## Short task:
Of all the lines in the material, how many include the word "Acute"? Reply with the number alone.

Data records:
........

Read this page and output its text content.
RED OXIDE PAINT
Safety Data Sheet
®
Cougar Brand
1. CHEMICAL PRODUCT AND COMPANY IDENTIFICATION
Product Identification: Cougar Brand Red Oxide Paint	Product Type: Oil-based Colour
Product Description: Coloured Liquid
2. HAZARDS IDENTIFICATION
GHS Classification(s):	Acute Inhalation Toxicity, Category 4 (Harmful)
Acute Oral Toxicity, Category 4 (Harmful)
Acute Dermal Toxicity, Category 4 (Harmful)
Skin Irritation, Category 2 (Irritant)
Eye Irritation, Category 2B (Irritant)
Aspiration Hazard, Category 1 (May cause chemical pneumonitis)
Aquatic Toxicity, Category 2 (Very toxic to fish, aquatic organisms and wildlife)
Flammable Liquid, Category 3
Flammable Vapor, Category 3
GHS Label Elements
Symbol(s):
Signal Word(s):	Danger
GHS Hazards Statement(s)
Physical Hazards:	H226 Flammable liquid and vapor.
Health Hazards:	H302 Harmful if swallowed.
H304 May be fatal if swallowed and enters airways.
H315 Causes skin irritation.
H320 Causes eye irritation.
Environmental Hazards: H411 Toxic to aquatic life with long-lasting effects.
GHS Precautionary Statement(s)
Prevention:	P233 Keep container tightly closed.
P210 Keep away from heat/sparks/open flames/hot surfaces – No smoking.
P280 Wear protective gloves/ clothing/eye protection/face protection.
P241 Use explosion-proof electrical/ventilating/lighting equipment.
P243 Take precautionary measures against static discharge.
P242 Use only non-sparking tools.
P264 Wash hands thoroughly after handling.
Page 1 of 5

........

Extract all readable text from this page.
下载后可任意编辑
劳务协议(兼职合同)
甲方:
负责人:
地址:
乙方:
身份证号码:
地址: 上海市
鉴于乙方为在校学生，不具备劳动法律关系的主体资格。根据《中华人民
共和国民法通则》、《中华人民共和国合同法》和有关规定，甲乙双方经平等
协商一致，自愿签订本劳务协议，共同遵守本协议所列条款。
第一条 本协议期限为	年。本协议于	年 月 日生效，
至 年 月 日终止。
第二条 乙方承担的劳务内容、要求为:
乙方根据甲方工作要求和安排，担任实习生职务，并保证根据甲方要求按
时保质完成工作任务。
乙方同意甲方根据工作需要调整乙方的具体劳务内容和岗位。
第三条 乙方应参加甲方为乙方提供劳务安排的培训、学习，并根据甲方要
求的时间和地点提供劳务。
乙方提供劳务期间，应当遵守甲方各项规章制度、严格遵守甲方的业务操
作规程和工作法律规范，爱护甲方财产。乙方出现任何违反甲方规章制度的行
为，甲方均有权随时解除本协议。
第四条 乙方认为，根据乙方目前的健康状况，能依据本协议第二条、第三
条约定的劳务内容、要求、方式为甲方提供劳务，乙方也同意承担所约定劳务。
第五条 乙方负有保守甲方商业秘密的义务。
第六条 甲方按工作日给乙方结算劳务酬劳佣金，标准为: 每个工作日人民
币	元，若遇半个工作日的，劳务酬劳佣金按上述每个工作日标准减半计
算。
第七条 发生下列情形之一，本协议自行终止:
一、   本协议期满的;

........

## Answer to this task:
3